| Records for processing |
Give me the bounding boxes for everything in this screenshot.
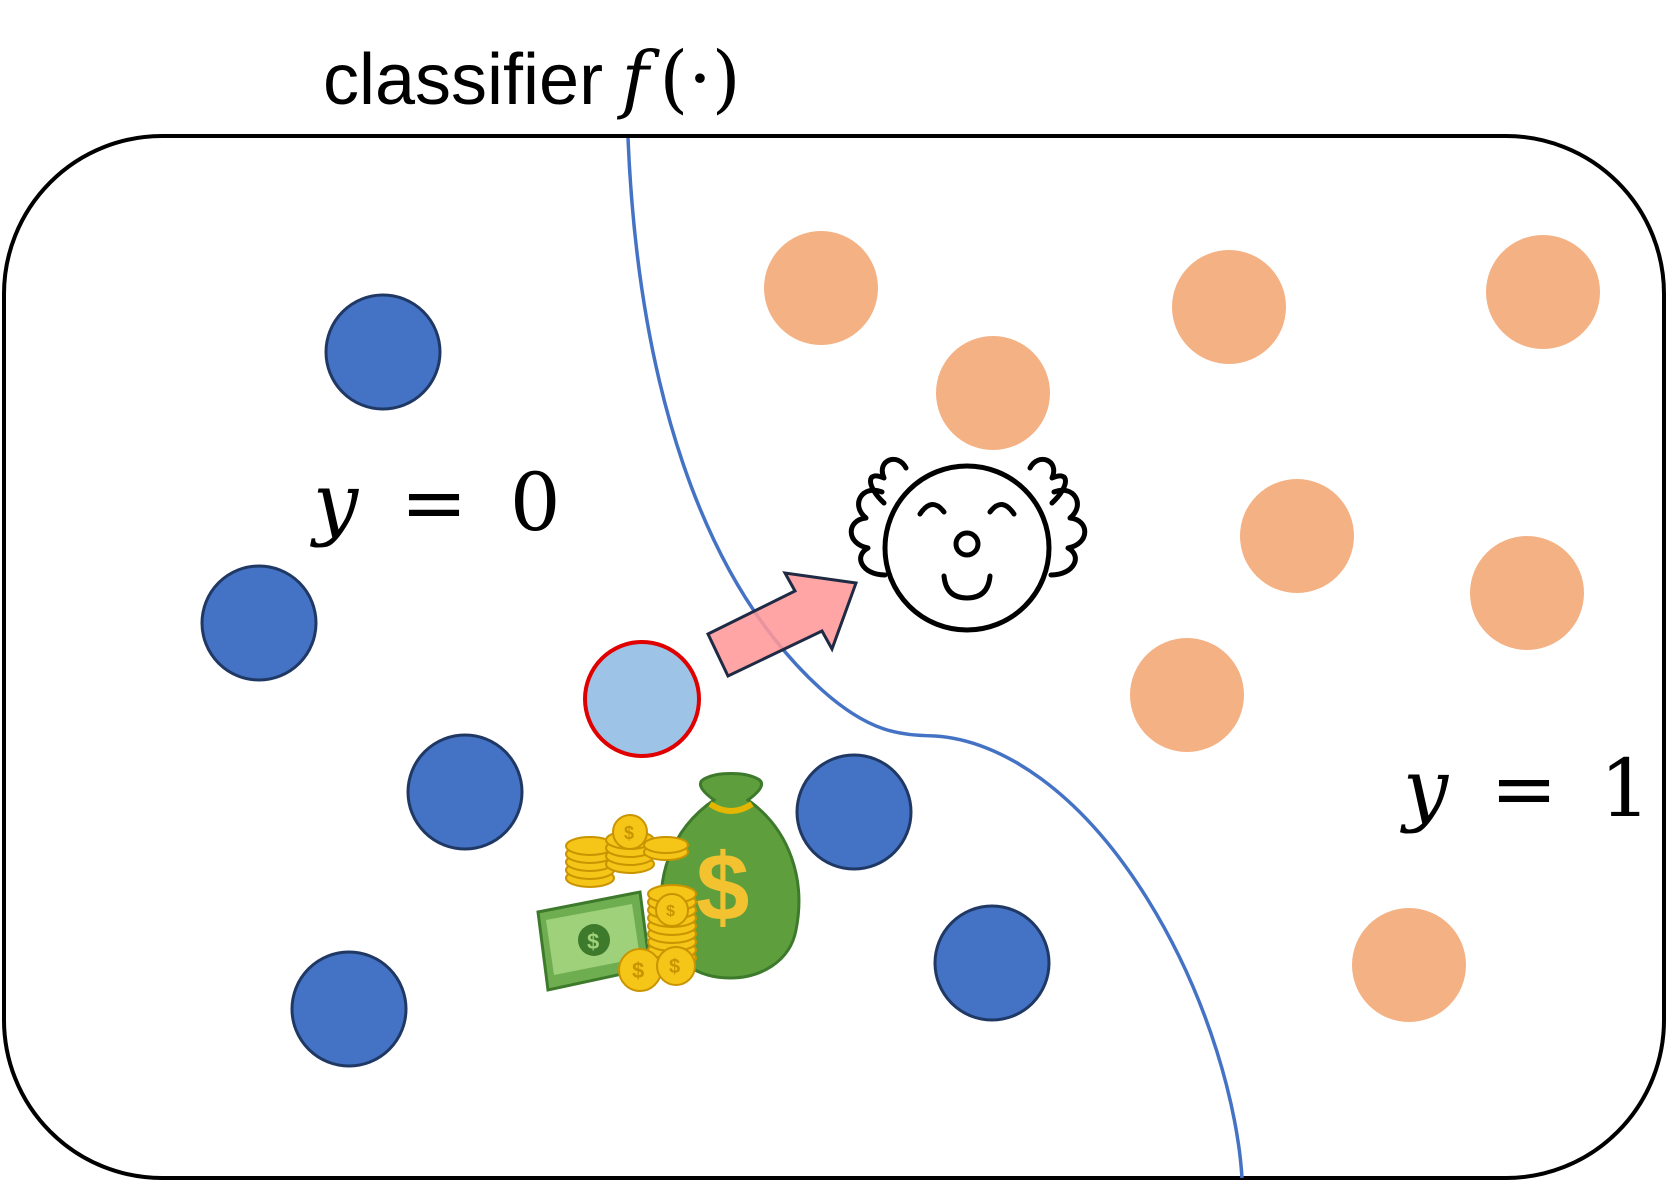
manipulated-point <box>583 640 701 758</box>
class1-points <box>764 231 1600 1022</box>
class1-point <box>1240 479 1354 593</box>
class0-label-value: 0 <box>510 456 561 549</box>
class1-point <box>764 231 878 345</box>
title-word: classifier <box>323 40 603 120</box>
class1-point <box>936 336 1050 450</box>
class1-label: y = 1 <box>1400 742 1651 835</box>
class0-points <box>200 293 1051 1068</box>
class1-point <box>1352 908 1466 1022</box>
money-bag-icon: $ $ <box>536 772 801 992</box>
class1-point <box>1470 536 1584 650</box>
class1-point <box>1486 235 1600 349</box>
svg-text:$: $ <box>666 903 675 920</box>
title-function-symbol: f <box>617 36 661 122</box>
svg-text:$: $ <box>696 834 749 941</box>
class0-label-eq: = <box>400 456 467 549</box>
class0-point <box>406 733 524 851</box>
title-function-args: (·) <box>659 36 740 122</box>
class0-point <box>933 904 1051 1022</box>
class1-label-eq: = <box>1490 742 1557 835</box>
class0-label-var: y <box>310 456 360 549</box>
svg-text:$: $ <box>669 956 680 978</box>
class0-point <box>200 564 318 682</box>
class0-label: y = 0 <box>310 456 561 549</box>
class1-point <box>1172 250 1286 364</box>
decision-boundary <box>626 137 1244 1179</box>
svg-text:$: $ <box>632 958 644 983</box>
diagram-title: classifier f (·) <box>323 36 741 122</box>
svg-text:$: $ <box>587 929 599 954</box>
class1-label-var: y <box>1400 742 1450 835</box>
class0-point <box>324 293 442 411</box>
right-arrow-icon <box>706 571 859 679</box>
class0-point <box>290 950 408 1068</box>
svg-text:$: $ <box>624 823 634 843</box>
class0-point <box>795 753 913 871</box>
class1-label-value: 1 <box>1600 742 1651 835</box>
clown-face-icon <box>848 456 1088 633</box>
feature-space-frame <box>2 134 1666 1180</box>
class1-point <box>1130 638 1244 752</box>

| Task statement |
Copy the records line for line, starting at the line that contains "manipulated-point <box>583 640 701 758</box>" and ending with the line that contains "svg-text:$: $ <box>632 958 644 983</box>", both included.

| Output for this task |
manipulated-point <box>583 640 701 758</box>
class1-points <box>764 231 1600 1022</box>
class1-point <box>1240 479 1354 593</box>
class0-label-value: 0 <box>510 456 561 549</box>
class1-point <box>764 231 878 345</box>
title-word: classifier <box>323 40 603 120</box>
class1-point <box>936 336 1050 450</box>
class1-label: y = 1 <box>1400 742 1651 835</box>
class0-points <box>200 293 1051 1068</box>
class1-point <box>1352 908 1466 1022</box>
money-bag-icon: $ $ <box>536 772 801 992</box>
class1-point <box>1470 536 1584 650</box>
class1-point <box>1486 235 1600 349</box>
svg-text:$: $ <box>666 903 675 920</box>
title-function-symbol: f <box>617 36 661 122</box>
svg-text:$: $ <box>696 834 749 941</box>
class0-label-eq: = <box>400 456 467 549</box>
class0-point <box>406 733 524 851</box>
title-function-args: (·) <box>659 36 740 122</box>
class0-point <box>933 904 1051 1022</box>
class1-label-eq: = <box>1490 742 1557 835</box>
class0-label-var: y <box>310 456 360 549</box>
svg-text:$: $ <box>669 956 680 978</box>
class0-point <box>200 564 318 682</box>
class0-label: y = 0 <box>310 456 561 549</box>
class1-point <box>1172 250 1286 364</box>
decision-boundary <box>626 137 1244 1179</box>
svg-text:$: $ <box>632 958 644 983</box>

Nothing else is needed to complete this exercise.